> Trecho citado

Um grande depósito mineral com potencial bilionário foi encontrado na região da Cordilheira dos Andes, na fronteira entre Argentina e Chile, a alguns quilômetros do Brasil. O achado faz parte do Projeto Vicuña, que reúne grandes reservas de cobre, ouro e prata e é apontado por especialistas como um dos maiores empreendimentos minerais do mundo.
A iniciativa é conduzida por duas empresas internacionais de mineração: a canadense Lundin Mining e a gigante australiana BHP. Conforme divulgaram as companhias, a estimativa inicial dos recursos pode chegar perto da casa do bilhão de reais, o que é uma marca histórica para o setor.
São dois grandes depósitos, o Filo del Sol e o Josemaría, localizados na província de San Juan, na Argentina, e na região de Atacama, no Chile, respectivamente. Os locais estão separados por apenas 11 quilômetros de distância, o que levou as empresas a tratá-los como um complexo mineral.

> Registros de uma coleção
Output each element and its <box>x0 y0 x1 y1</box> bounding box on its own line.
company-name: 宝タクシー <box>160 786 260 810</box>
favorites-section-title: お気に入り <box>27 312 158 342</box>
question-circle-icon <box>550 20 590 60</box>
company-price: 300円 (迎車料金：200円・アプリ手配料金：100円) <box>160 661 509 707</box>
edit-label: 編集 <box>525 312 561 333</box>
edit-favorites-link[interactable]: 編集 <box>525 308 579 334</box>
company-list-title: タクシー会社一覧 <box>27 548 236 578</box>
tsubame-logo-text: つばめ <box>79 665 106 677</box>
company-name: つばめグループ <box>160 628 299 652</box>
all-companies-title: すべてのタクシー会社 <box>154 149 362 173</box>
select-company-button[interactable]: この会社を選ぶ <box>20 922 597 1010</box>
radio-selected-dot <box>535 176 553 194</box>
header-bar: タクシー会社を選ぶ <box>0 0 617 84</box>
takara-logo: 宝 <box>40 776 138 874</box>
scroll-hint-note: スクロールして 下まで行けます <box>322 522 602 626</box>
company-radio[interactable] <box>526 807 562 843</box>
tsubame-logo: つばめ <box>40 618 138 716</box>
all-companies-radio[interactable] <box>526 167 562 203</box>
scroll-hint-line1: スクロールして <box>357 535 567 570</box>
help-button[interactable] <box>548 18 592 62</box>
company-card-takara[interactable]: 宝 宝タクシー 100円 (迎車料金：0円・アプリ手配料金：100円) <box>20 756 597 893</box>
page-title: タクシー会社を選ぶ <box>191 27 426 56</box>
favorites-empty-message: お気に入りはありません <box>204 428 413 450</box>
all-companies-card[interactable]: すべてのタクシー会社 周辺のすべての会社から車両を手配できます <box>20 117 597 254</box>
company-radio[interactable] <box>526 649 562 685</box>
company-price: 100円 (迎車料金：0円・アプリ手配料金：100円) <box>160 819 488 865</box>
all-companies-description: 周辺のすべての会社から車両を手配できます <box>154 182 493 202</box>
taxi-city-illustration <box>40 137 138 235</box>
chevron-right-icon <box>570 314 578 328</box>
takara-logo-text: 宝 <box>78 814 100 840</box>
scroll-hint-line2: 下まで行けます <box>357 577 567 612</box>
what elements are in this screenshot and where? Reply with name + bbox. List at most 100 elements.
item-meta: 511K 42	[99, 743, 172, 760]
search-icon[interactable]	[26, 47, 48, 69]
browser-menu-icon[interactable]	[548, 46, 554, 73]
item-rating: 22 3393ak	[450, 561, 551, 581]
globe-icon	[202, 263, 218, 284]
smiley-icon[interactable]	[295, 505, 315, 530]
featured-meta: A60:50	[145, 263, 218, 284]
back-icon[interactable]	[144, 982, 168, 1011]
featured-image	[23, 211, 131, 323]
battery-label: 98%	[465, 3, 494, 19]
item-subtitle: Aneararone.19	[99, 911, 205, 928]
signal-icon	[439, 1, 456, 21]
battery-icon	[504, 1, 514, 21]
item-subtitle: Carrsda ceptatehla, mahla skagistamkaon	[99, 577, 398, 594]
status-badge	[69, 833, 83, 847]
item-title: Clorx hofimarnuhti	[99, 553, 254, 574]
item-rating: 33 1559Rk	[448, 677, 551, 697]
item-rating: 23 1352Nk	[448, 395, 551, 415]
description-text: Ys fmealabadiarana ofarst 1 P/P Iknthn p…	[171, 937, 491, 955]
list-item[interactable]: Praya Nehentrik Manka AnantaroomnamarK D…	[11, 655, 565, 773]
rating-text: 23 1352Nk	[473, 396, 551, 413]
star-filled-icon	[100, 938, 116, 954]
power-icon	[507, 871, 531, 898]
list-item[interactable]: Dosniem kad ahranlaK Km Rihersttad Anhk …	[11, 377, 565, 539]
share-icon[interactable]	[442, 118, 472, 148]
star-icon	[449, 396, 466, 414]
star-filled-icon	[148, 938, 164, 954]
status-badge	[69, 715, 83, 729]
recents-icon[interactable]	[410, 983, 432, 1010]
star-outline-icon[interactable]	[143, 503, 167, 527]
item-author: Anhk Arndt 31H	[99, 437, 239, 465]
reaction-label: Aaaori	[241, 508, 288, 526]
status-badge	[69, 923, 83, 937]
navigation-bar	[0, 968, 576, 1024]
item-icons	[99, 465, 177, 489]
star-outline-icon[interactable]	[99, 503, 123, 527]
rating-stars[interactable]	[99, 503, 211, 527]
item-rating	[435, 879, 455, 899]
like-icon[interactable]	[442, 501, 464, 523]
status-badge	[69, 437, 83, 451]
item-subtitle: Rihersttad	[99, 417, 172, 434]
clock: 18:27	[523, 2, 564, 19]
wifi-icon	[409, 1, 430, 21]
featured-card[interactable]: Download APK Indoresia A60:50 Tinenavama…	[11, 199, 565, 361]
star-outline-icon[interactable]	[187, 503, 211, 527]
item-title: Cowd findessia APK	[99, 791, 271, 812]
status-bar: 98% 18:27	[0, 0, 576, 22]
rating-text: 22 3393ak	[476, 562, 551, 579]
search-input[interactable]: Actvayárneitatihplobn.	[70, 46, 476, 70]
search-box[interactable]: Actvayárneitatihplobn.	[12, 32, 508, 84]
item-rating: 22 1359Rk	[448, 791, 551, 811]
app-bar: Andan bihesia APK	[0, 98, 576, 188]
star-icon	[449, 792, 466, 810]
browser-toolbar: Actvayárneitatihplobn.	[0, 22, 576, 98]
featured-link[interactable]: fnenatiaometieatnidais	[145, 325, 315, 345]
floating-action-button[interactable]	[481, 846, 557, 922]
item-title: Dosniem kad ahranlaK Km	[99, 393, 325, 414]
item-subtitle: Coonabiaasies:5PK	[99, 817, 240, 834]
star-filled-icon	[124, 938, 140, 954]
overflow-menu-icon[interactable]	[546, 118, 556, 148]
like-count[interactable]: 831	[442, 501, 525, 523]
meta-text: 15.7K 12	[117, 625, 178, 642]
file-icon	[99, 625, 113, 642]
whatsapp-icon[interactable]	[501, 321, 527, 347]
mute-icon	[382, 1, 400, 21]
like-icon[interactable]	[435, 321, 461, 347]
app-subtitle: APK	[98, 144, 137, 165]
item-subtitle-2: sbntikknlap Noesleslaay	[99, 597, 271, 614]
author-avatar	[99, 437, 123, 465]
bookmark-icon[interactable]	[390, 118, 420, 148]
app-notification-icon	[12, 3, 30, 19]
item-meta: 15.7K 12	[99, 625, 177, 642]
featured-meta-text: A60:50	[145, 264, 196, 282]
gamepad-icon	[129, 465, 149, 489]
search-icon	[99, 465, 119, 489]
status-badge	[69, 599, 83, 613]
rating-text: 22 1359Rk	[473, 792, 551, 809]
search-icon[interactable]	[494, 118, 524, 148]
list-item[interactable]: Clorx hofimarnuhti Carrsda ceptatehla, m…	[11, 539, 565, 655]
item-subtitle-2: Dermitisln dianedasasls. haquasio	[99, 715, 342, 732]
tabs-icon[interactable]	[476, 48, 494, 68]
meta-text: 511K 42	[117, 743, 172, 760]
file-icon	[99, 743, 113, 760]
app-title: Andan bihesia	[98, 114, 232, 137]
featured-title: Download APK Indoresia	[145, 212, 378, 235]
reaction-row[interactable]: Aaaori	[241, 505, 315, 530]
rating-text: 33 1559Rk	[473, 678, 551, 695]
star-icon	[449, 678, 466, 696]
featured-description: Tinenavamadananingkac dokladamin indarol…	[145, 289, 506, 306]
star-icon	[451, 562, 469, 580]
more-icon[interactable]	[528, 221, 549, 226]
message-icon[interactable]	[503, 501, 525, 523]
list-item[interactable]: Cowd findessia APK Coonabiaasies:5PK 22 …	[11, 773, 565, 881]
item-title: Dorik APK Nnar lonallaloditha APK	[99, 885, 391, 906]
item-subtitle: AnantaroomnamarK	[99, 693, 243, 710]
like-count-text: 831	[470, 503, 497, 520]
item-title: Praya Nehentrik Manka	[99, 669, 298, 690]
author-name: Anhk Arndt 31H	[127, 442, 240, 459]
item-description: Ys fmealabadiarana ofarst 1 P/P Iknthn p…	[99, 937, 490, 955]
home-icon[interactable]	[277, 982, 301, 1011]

> Objetivo da tarefa
Reproduza fielmente a parte do texto sobre o Projeto Vicuña que começa nas palavras com "A iniciativa é" e termina em "um complexo mineral.".

> Resolução
A iniciativa é conduzida por duas empresas internacionais de mineração: a canadense Lundin Mining e a gigante australiana BHP. Conforme divulgaram as companhias, a estimativa inicial dos recursos pode chegar perto da casa do bilhão de reais, o que é uma marca histórica para o setor.
São dois grandes depósitos, o Filo del Sol e o Josemaría, localizados na província de San Juan, na Argentina, e na região de Atacama, no Chile, respectivamente. Os locais estão separados por apenas 11 quilômetros de distância, o que levou as empresas a tratá-los como um complexo mineral.